↓

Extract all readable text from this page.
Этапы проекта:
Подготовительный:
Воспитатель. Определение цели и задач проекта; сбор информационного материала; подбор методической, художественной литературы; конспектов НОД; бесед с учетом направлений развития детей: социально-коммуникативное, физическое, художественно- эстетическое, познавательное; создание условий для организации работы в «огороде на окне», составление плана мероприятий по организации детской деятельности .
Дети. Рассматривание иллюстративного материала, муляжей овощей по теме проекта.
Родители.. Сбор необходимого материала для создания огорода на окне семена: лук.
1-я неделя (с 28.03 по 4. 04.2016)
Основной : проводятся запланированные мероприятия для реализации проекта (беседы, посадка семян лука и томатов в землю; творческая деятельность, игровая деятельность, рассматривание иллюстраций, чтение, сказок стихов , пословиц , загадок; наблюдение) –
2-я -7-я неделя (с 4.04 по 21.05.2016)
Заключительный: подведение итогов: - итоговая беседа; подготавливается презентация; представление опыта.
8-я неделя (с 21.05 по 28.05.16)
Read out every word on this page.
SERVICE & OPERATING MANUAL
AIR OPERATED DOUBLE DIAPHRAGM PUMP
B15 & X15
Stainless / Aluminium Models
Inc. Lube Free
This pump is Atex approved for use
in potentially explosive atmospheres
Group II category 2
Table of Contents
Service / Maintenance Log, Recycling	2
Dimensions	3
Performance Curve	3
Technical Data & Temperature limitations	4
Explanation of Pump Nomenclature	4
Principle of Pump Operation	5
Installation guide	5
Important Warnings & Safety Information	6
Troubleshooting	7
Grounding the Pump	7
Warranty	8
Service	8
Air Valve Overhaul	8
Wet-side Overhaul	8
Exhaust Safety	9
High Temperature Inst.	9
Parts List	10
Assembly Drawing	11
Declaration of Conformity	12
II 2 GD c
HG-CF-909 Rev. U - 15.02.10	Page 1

↑

__TO DO__:
Transcribe, word for word, every line from the one containing "Read out every word on this page." through the final line of the entries, and nothing else.

__COMPLETED EXERCISE__:
Read out every word on this page.
SERVICE & OPERATING MANUAL
AIR OPERATED DOUBLE DIAPHRAGM PUMP
B15 & X15
Stainless / Aluminium Models
Inc. Lube Free
This pump is Atex approved for use
in potentially explosive atmospheres
Group II category 2
Table of Contents
Service / Maintenance Log, Recycling	2
Dimensions	3
Performance Curve	3
Technical Data & Temperature limitations	4
Explanation of Pump Nomenclature	4
Principle of Pump Operation	5
Installation guide	5
Important Warnings & Safety Information	6
Troubleshooting	7
Grounding the Pump	7
Warranty	8
Service	8
Air Valve Overhaul	8
Wet-side Overhaul	8
Exhaust Safety	9
High Temperature Inst.	9
Parts List	10
Assembly Drawing	11
Declaration of Conformity	12
II 2 GD c
HG-CF-909 Rev. U - 15.02.10	Page 1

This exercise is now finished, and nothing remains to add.